---------- Source excerpt ----------

FRDB Archives

Freethought & Rationalism Archive

The archives are read only.


Go Back   FRDB Archives > Archives > Religion (Closed) > Biblical Criticism & History
Welcome, Peter Kirby.
You last visited: Yesterday at 03:12 PM

 
 
Thread Tools Search this Thread
Old 09-07-2006, 01:33 AM   #11
Alf
Veteran Member
 
Join Date: Nov 2004
Location: Oslo, Norway
Posts: 3,189
Default

Quote:
Originally Posted by rhutchin View Post
You seem to be confused about this. Matthew says--
Quote:
Matthew 1
15 And Eliud begat Eleazar; and Eleazar begat Matthan; and Matthan begat Jacob;
16 And Jacob begat Joseph the husband of Mary, of whom was born Jesus, who is called Christ.
We have a chain of begats. It ends with “Jacob begat Joseph.” It does not say that Joseph begat Jesus because, as we read further in Matthew 1, we find that he was not the father.

Instead, it says that Joseph was the husband of Mary and Jesus was born to Mary. Later we see that Joseph knew that he was not the father and initially thought to divorce Mary. All this happened around 6 BC based on the account of King Herod killing the babies in Bethlehem in hopes of killing Jesus.

----------

● **Goals**
1. In the forum post about Matthew's genealogy, what did Joseph initially think to do?
2. Carry on with the forum post about Matthew's genealogy, starting right after its final sentence.
The items that come next were drawn from a separate source.

---------- Rows ----------

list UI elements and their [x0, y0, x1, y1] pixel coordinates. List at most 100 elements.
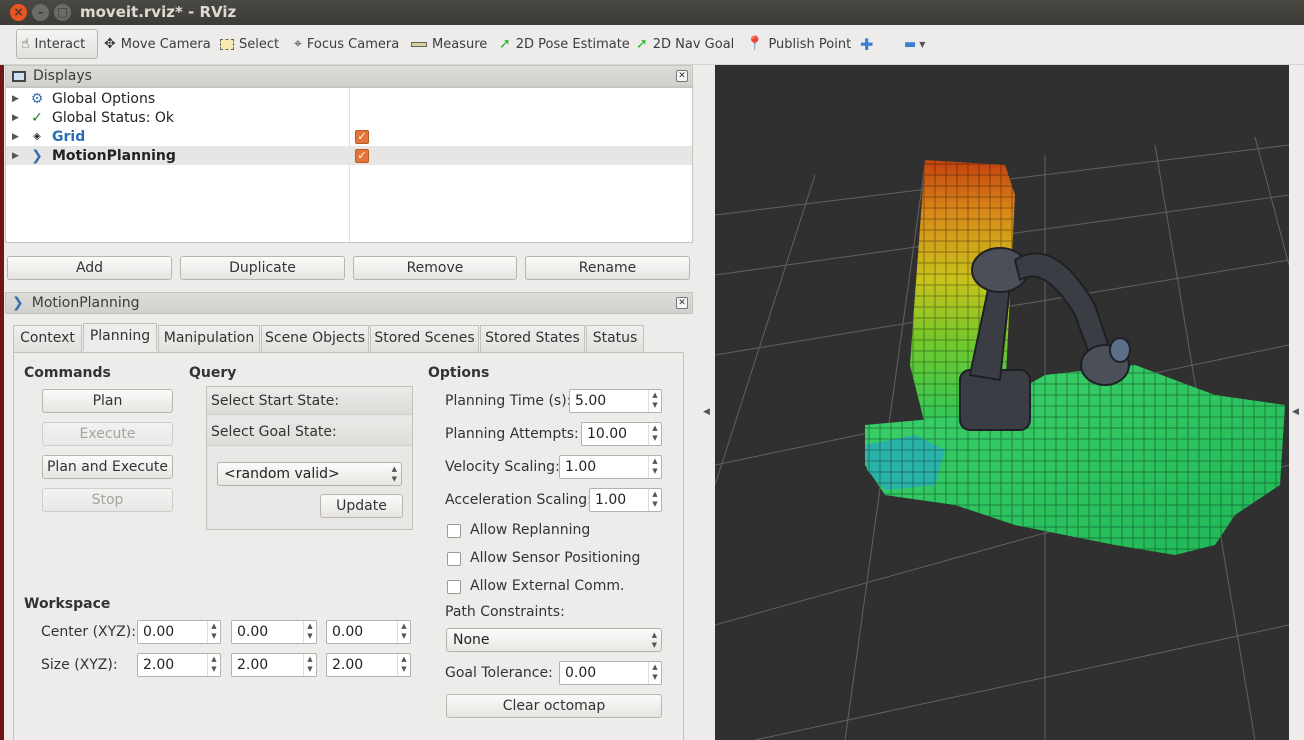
tree-item-global-options[interactable]: ▶ ⚙ Global Options	[6, 89, 692, 108]
expand-arrow-icon[interactable]: ▶	[12, 113, 24, 123]
spin-arrows-icon[interactable]: ▲ ▼	[648, 423, 661, 445]
move-camera-tool-button[interactable]: ✥ Move Camera	[100, 29, 215, 59]
spin-arrows-icon[interactable]: ▲ ▼	[648, 489, 661, 511]
add-tool-button[interactable]: ✚	[856, 29, 877, 59]
3d-viewport[interactable]	[715, 65, 1289, 740]
octomap-voxels	[865, 160, 1285, 555]
planning-time-input[interactable]: 5.00 ▲ ▼	[569, 389, 662, 413]
allow-sensor-positioning-label: Allow Sensor Positioning	[470, 550, 641, 566]
spin-arrows-icon[interactable]: ▲ ▼	[397, 654, 410, 676]
allow-external-comm-checkbox[interactable]	[447, 580, 461, 594]
rename-display-button[interactable]: Rename	[525, 256, 690, 280]
expand-arrow-icon[interactable]: ▶	[12, 94, 24, 104]
tab-status[interactable]: Status	[586, 325, 644, 352]
spin-arrows-icon[interactable]: ▲ ▼	[303, 654, 316, 676]
minimize-window-button[interactable]: –	[32, 4, 49, 21]
close-window-button[interactable]: ×	[10, 4, 27, 21]
expand-arrow-icon[interactable]: ▶	[12, 132, 24, 142]
acceleration-scaling-label: Acceleration Scaling:	[445, 492, 592, 508]
center-x-input[interactable]: 0.00 ▲ ▼	[137, 620, 221, 644]
combo-arrows-icon: ▲ ▼	[651, 631, 657, 649]
size-x-input[interactable]: 2.00 ▲ ▼	[137, 653, 221, 677]
3d-scene[interactable]	[715, 65, 1289, 740]
center-xyz-label: Center (XYZ):	[41, 624, 136, 640]
spin-arrows-icon[interactable]: ▲ ▼	[207, 621, 220, 643]
execute-button[interactable]: Execute	[42, 422, 173, 446]
add-display-button[interactable]: Add	[7, 256, 172, 280]
update-button[interactable]: Update	[320, 494, 403, 518]
duplicate-display-button[interactable]: Duplicate	[180, 256, 345, 280]
allow-external-comm-label: Allow External Comm.	[470, 578, 625, 594]
2d-nav-goal-tool-button[interactable]: ➚ 2D Nav Goal	[632, 29, 738, 59]
tab-stored-scenes[interactable]: Stored Scenes	[370, 325, 479, 352]
plan-and-execute-button[interactable]: Plan and Execute	[42, 455, 173, 479]
allow-sensor-positioning-checkbox[interactable]	[447, 552, 461, 566]
stop-button[interactable]: Stop	[42, 488, 173, 512]
spin-arrows-icon[interactable]: ▲ ▼	[397, 621, 410, 643]
tab-planning[interactable]: Planning	[83, 323, 157, 351]
close-motionplanning-panel-button[interactable]: ✕	[676, 297, 688, 309]
spin-arrows-icon[interactable]: ▲ ▼	[648, 456, 661, 478]
panel-splitter[interactable]: ◀	[697, 65, 715, 740]
plus-icon: ✚	[860, 34, 874, 54]
motion-planning-icon: ❯	[31, 147, 43, 164]
motionplanning-enabled-checkbox[interactable]: ✓	[355, 149, 369, 163]
query-box: Select Start State: Select Goal State: <…	[206, 386, 413, 530]
query-heading: Query	[189, 365, 237, 381]
publish-point-tool-button[interactable]: 📍 Publish Point	[742, 29, 855, 59]
plan-button[interactable]: Plan	[42, 389, 173, 413]
commands-heading: Commands	[24, 365, 111, 381]
expand-right-arrow-icon[interactable]: ◀	[1292, 407, 1299, 417]
size-z-input[interactable]: 2.00 ▲ ▼	[326, 653, 411, 677]
remove-display-button[interactable]: Remove	[353, 256, 517, 280]
close-displays-panel-button[interactable]: ✕	[676, 70, 688, 82]
tree-item-motionplanning[interactable]: ▶ ❯ MotionPlanning ✓	[6, 146, 692, 165]
workspace-heading: Workspace	[24, 596, 111, 612]
tree-item-grid[interactable]: ▶ ◈ Grid ✓	[6, 127, 692, 146]
acceleration-scaling-input[interactable]: 1.00 ▲ ▼	[589, 488, 662, 512]
goal-tolerance-label: Goal Tolerance:	[445, 665, 553, 681]
spin-arrows-icon[interactable]: ▲ ▼	[648, 390, 661, 412]
tab-context[interactable]: Context	[13, 325, 82, 352]
allow-replanning-checkbox[interactable]	[447, 524, 461, 538]
goal-state-select[interactable]: <random valid> ▲ ▼	[217, 462, 402, 486]
goal-tolerance-input[interactable]: 0.00 ▲ ▼	[559, 661, 662, 685]
velocity-scaling-input[interactable]: 1.00 ▲ ▼	[559, 455, 662, 479]
remove-tool-button[interactable]: ▬ ▼	[900, 29, 929, 59]
motionplanning-panel-header: ❯ MotionPlanning ✕	[5, 292, 693, 314]
path-constraints-select[interactable]: None ▲ ▼	[446, 628, 662, 652]
select-icon	[220, 38, 234, 50]
expand-arrow-icon[interactable]: ▶	[12, 151, 24, 161]
spin-arrows-icon[interactable]: ▲ ▼	[648, 662, 661, 684]
right-panel-collapse-strip[interactable]: ◀	[1289, 65, 1304, 740]
2d-pose-estimate-tool-button[interactable]: ➚ 2D Pose Estimate	[495, 29, 634, 59]
tree-item-global-status[interactable]: ▶ ✓ Global Status: Ok	[6, 108, 692, 127]
combo-arrows-icon: ▲ ▼	[391, 465, 397, 483]
ruler-icon	[411, 41, 427, 47]
collapse-left-arrow-icon[interactable]: ◀	[703, 407, 710, 417]
tab-scene-objects[interactable]: Scene Objects	[261, 325, 369, 352]
motion-planning-icon: ❯	[12, 295, 24, 311]
focus-camera-tool-button[interactable]: ⌖ Focus Camera	[290, 29, 403, 59]
center-z-input[interactable]: 0.00 ▲ ▼	[326, 620, 411, 644]
size-y-input[interactable]: 2.00 ▲ ▼	[231, 653, 317, 677]
measure-tool-button[interactable]: Measure	[407, 29, 491, 59]
move-camera-icon: ✥	[104, 36, 116, 52]
tab-manipulation[interactable]: Manipulation	[158, 325, 260, 352]
grid-enabled-checkbox[interactable]: ✓	[355, 130, 369, 144]
tab-stored-states[interactable]: Stored States	[480, 325, 585, 352]
clear-octomap-button[interactable]: Clear octomap	[446, 694, 662, 718]
spin-arrows-icon[interactable]: ▲ ▼	[303, 621, 316, 643]
green-arrow-icon: ➚	[636, 36, 648, 52]
interact-tool-button[interactable]: ☝ Interact	[16, 29, 98, 59]
focus-camera-icon: ⌖	[294, 36, 302, 52]
planning-attempts-input[interactable]: 10.00 ▲ ▼	[581, 422, 662, 446]
window-titlebar: × – □ moveit.rviz* - RViz	[0, 0, 1304, 25]
select-goal-state-header[interactable]: Select Goal State:	[207, 418, 412, 446]
spin-arrows-icon[interactable]: ▲ ▼	[207, 654, 220, 676]
select-start-state-header[interactable]: Select Start State:	[207, 387, 412, 415]
select-tool-button[interactable]: Select	[216, 29, 283, 59]
maximize-window-button[interactable]: □	[54, 4, 71, 21]
velocity-scaling-label: Velocity Scaling:	[445, 459, 560, 475]
center-y-input[interactable]: 0.00 ▲ ▼	[231, 620, 317, 644]
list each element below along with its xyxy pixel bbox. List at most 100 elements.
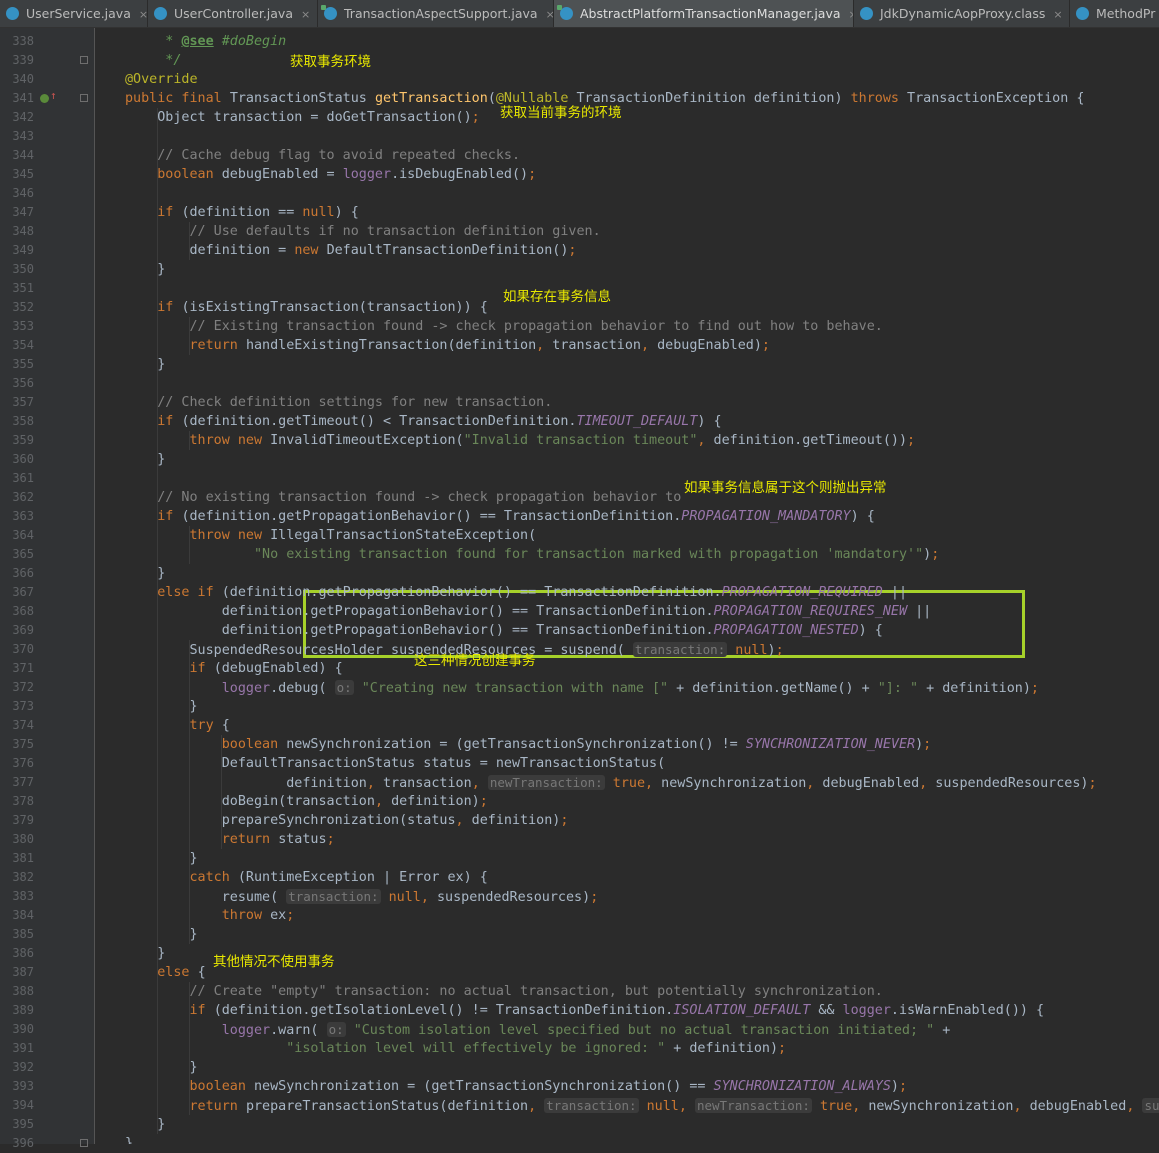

----------

● **Results by task**
1. He initially thought to divorce Mary.

2.
Ok, mixed up which one of them had Joseph's father as Jacob and which one of them had it as Heli - no biggie.

Quote:
Originally Posted by rhutchin View Post
Luke has--
Quote:
Luke 3
23 And Jesus himself began to be about thirty years of age, being (as was supposed) the son of Joseph, which was the son of Heli,...
Luke is careful with his language having, apparently, gotten the straight scoop from Mary. There is an issue with the parentheses used.
There should be. Ancient texts did not have parenthesis or periods or commas. Such typographical marks was invented later and gradually. Hey, ancient jewish texts didn't even have wovels and only had consonants in the texts - only here and there was a vowel mark placed to indicate what wovel to use.

I can assure you - original luke had no parenthesis. They didn't even have quotation marks!

Quote:
Originally Posted by rhutchin View Post
It should be (being as was supposed the son of Joseph) since everyone thought Joseph, being married to Mary, was actually the father of the boy, Jesus. Not so as we read in Matthew. Luke then tells us that Jesus was of Heli (not son of as the translators add). Jesus was of Heli meaning that Heli was the father of Mary. Luke is careful not to say that Heli begat Jesus since he did not. Luke just starts with Mary and goes backwards.
This is only in your fantasy along with some other fundies who also try to make this claim. There is nothing in the original greek nor in most translations that support such an interprettation. True, I don't know greek but there are people who do and I think we can state very firmly that the greek text do not support such an interpretation.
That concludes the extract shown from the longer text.